§ **Excerpted passage**
----------------------------------------
The largest limitation when using an API load testing solution locally is that the amount of load generated is limited to a single machine’s memory and CPU. Even though k6 is typically considered a more performant load testing tool, CPU and memory limitations remain a concern.

Research was conducted to test the hardware limits of two standard computers that could be used in a development setting. Figure 2.2 summarizes the observations of this research. It shows the output for two tests of 600 and 1000 virtual users running the same two-minute test script on different machines. Computer 1 has 8GB RAM while computer 2 has 32 GB of RAM, both using an 8 core CPU.

Figure 2.2 A comparison of two computers with different compute resources simulating the same number of VUs but producing a different number of requests.

Figure 2.2 A comparison of two computers with different compute resources simulating the same number of VUs but producing a different number of requests.

Due to lack of resources, computer 1 simulated the same number of requests for both 600 and 1000 virtual users. For this computer, the maximum number of VUs that can be simulated is 600. When this test was performed on computer 2, a machine with quadruple the memory, the total requests increased in proportion to the VUs simulated. In this case, the only way for computer 1 to simulate more VUs is to upgrade the machine’s memory.

The amount of CPU needed depends on the test script. The larger the test, the more CPU power is needed. If the chosen load testing tool uses too many CPU resources to generate load, there will not be enough resources left to adequately measure the responses received and result metrics will likely be reported incorrectly.

The amount of memory needed depends on the defined scenarios for a load test. The form in which result data is collected and output also impacts memory requirements. A simple k6 test will use around 1 to 5MB of memory per virtual user. This means for a simulation of 1000 virtual users, the memory consumed would range from 1 to 5GB. Local load testing tools, such as k6, can be used effectively for tests of a short to moderate duration and with a limited number of VUs. Anything beyond this limit requires additional non-trivial configuration and significantly increased CPU and memory.
----------------------------------------
§ **Dataset extract**
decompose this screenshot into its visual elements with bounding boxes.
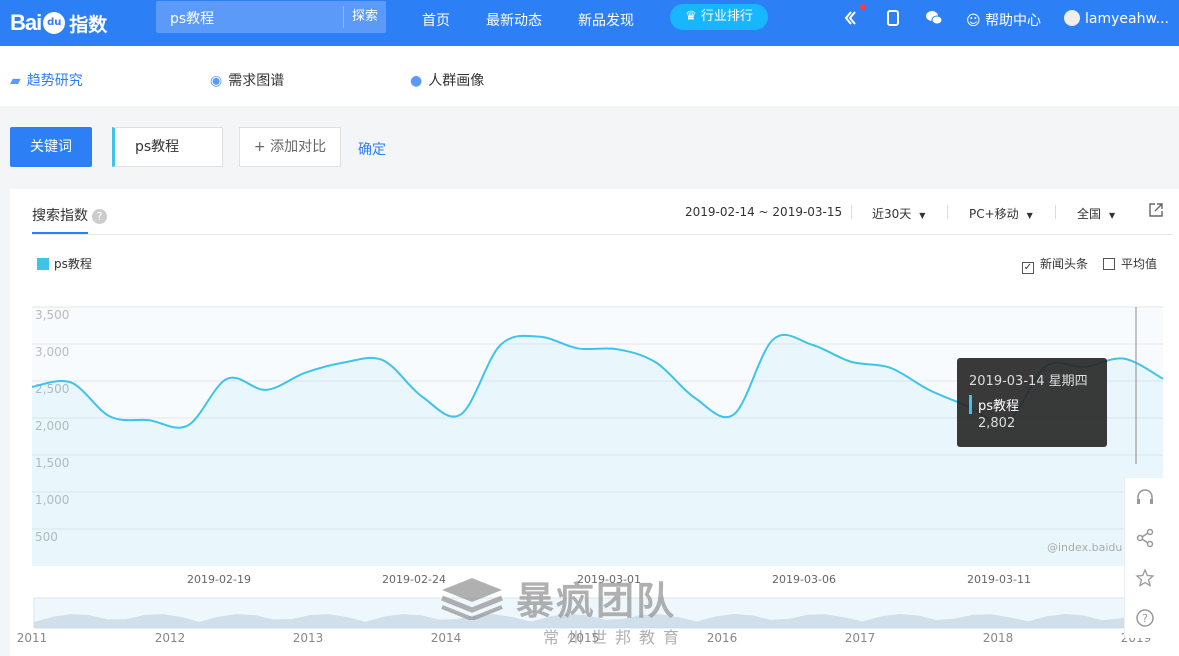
----------------------------------------
§ **Given request**
From the passage on local load testing limits, reproduce word for word the part from "The amount of memory" up to and including "CPU and memory.".

§ **The response**
The amount of memory needed depends on the defined scenarios for a load test. The form in which result data is collected and output also impacts memory requirements. A simple k6 test will use around 1 to 5MB of memory per virtual user. This means for a simulation of 1000 virtual users, the memory consumed would range from 1 to 5GB. Local load testing tools, such as k6, can be used effectively for tests of a short to moderate duration and with a limited number of VUs. Anything beyond this limit requires additional non-trivial configuration and significantly increased CPU and memory.